FRAGMENTO DEL TEXTO.

Este fenómeno global tiene su reflejo en Asturias. Desde hace décadas la población se desplaza a las ciudades del centro de manera que cada vez menos gente vive en el resto de la región. Esto también conlleva una pérdida en la calidad de vida de la gente que se queda en los pueblos puesto que les dificulta el acceso a determinados servicios básicos como sanidad, educación o telecomunicaciones. Parece necesaria una reconversión que reactive la actividad económica y permita obtener unos ingresos razonables para los que deciden quedarse en el campo. Sin embargo, las soluciones que se proponen desde los partidos políticos y la administración siguen recetas anticuadas o tratan de reinventar la rueda mientras desperdician la oportunidad que representa esta situación desde el punto de vista ambiental.

En los peores casos se trata de encontrar una excusa para que unos pocos, a menudo multinacionales y grandes empresarios, hagan negocio de la destrucción de una naturaleza en fase de regeneración. Por ejemplo, se repite hasta la saciedad que los recursos forestales están infravalorados. Y la propuesta concreta para revalorizar estos recursos es fomentar (subvencionar) la producción de electricidad usando biomasa, lo cual no es más que eliminar vegetación, cortar bosques y rozar matorrales para transformarlos en pellets y después quemarlos. Y sin embargo parece que nadie se cuestiona lo absurdo de quemar vegetación para producir energía liberando carbono a la atmósfera. Carbono que había sido retirado de la atmósfera por las plantas. Cuando en el resto del mundo se trata de reducir las emisiones de carbono, aquí, como solución al abandono de las zonas rurales, se propone subvencionar la quema de bosques o de carbón autóctono. Cabría preguntarse además, cómo fomentar semejante industria va a contribuir a la mejora de las condiciones de vida de la gente de los pueblos.

(Elementos guardados del conjunto de datos)
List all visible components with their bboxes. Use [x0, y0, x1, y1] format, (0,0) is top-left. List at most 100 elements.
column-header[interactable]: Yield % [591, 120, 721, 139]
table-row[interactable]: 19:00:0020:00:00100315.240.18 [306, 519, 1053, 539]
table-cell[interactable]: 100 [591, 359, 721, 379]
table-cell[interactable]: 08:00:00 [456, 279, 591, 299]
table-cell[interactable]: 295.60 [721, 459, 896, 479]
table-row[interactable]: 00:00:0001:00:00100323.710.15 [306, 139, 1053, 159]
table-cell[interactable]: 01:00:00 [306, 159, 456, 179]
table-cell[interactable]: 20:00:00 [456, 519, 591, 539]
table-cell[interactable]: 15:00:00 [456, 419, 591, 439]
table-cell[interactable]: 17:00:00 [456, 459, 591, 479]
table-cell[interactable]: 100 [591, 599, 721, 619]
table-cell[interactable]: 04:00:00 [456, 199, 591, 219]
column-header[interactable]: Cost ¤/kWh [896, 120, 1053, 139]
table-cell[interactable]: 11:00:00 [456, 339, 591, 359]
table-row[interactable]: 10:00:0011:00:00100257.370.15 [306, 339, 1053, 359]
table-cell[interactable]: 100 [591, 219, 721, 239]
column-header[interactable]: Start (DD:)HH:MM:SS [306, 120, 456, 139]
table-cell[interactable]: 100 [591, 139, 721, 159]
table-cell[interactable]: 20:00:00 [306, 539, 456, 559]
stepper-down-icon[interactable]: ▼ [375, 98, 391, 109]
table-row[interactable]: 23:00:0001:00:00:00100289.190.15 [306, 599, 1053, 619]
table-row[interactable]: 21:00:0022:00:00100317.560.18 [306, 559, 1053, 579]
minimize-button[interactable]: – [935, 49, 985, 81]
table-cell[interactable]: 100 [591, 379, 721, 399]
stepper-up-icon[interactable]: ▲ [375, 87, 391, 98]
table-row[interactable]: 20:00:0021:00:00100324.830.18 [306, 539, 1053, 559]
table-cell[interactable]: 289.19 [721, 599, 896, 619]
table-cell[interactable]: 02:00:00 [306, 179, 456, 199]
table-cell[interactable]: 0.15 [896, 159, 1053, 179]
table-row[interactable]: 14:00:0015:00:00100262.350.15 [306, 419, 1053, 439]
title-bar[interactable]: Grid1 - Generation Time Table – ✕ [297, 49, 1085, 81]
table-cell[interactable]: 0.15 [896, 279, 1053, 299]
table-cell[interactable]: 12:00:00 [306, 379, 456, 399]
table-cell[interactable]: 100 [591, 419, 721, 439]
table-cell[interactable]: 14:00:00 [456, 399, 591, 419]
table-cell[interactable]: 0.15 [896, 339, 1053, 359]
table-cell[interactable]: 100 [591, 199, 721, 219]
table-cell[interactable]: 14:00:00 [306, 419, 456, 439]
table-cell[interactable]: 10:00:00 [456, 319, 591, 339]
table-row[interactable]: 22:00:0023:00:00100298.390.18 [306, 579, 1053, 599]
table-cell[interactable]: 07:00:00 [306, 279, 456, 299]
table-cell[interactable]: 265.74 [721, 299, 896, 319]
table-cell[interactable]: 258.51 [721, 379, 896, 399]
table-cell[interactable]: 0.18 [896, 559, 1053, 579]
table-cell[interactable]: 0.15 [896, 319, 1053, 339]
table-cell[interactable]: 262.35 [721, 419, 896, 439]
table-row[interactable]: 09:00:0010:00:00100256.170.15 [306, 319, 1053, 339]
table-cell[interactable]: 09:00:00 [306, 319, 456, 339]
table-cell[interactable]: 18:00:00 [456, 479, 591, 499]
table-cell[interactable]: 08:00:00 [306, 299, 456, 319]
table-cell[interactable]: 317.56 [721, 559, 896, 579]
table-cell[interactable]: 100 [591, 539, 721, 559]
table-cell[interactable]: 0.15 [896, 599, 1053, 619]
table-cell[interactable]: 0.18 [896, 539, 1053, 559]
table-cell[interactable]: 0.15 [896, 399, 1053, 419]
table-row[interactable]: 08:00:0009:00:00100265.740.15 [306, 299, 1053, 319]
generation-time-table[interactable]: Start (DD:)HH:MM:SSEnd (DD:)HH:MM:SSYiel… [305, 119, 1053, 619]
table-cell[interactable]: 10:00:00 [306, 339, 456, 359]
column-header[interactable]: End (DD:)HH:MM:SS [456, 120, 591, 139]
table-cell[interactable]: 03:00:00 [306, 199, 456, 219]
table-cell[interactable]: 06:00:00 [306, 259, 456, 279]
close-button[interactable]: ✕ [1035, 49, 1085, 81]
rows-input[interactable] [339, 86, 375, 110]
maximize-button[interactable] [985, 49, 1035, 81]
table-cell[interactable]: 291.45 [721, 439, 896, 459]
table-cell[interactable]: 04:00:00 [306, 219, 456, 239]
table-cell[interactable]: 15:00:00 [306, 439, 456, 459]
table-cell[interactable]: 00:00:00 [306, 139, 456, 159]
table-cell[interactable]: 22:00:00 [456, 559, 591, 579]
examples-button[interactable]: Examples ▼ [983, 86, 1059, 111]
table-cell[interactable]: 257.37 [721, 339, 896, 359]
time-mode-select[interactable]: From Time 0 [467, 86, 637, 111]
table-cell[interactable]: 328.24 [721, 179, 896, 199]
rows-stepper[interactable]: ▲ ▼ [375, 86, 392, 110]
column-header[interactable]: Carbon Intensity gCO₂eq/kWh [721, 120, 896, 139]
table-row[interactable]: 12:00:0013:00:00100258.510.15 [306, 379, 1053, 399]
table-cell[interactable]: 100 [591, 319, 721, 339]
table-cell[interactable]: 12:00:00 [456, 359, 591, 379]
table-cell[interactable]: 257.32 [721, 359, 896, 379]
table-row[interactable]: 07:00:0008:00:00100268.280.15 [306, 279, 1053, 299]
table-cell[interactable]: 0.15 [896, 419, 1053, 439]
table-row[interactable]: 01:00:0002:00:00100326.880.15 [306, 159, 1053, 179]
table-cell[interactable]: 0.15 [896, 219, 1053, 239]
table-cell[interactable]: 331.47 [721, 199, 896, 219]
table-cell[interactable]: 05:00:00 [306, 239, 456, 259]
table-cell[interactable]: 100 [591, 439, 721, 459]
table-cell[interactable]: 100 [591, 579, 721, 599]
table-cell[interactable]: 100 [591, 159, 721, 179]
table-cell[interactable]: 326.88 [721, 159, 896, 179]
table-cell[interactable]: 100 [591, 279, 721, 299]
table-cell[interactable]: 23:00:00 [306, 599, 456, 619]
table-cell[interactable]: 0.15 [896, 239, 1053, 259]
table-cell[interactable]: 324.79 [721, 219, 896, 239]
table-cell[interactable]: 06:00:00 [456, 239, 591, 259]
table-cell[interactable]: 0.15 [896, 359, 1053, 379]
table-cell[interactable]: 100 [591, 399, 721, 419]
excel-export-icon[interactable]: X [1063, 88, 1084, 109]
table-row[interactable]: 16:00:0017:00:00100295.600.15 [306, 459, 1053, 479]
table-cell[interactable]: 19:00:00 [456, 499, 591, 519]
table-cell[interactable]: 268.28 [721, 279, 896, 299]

APLICA LO LEÍDO.
[a] Responde estas preguntas con datos del fragmento sobre Asturias:
(i) ¿Hacia dónde se desplaza la población desde hace décadas?
(ii) ¿Qué servicios básicos se nombran como de acceso difícil para quienes se quedan en los pueblos?
(iii) ¿Qué propuesta concreta se plantea para revalorizar los recursos forestales?
[b] Según el fragmento sobre Asturias, ¿por qué es absurdo quemar vegetación para producir energía? Explícalo en una a tres oraciones.
Los registros proceden de otra fuente.

RESPUESTAS POR TAREA.
[a]
(i) Hacia las ciudades del centro.
(ii) Sanidad, educación y telecomunicaciones.
(iii) Fomentar (subvencionar) la producción de electricidad usando biomasa.

[b] Al quemar vegetación se libera a la atmósfera carbono que las plantas habían retirado de ella. Además, esta quema se propone en Asturias cuando en el resto del mundo se intenta reducir las emisiones de carbono.